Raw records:
_ _ _ _
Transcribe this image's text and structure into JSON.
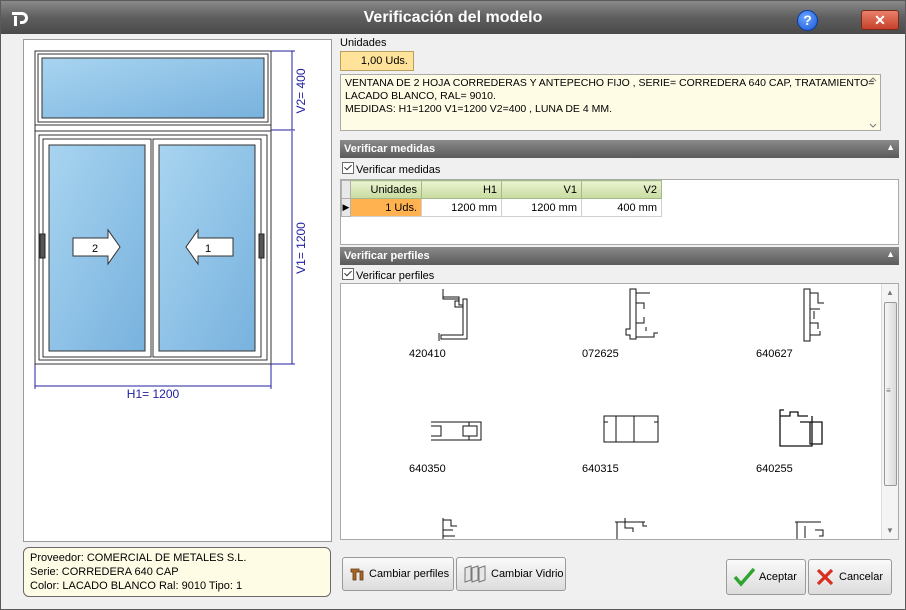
{
  "window": {
    "title": "Verificación del modelo"
  },
  "preview": {
    "h1_label": "H1= 1200",
    "v1_label": "V1= 1200",
    "v2_label": "V2= 400",
    "sash_left_number": "2",
    "sash_right_number": "1"
  },
  "info": {
    "proveedor": "Proveedor: COMERCIAL DE METALES S.L.",
    "serie": "Serie: CORREDERA 640 CAP",
    "color": "Color: LACADO BLANCO  Ral: 9010  Tipo: 1"
  },
  "units": {
    "label": "Unidades",
    "value": "1,00 Uds."
  },
  "description": {
    "line1": "VENTANA DE 2 HOJA CORREDERAS Y ANTEPECHO FIJO , SERIE= CORREDERA 640 CAP,  TRATAMIENTO=",
    "line2": "LACADO BLANCO, RAL= 9010.",
    "line3": "MEDIDAS: H1=1200 V1=1200 V2=400  , LUNA DE 4 MM."
  },
  "verificar_medidas": {
    "header": "Verificar medidas",
    "checkbox_label": "Verificar medidas",
    "columns": [
      "Unidades",
      "H1",
      "V1",
      "V2"
    ],
    "row": [
      "1 Uds.",
      "1200 mm",
      "1200 mm",
      "400 mm"
    ]
  },
  "verificar_perfiles": {
    "header": "Verificar perfiles",
    "checkbox_label": "Verificar perfiles",
    "profiles": [
      "420410",
      "072625",
      "640627",
      "640350",
      "640315",
      "640255"
    ]
  },
  "buttons": {
    "cambiar_perfiles": "Cambiar perfiles",
    "cambiar_vidrio": "Cambiar Vidrio",
    "aceptar": "Aceptar",
    "cancelar": "Cancelar"
  },
  "colors": {
    "title_bar": "#5e5e5e",
    "units_highlight": "#ffe39a",
    "glass": "#8cc4ea",
    "dimension": "#2020a0"
  }
}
_ _ _ _
BRIEF: Work out how many lines above contain the word "BLANCO". Give only the number.

FULL RESPONSE: 2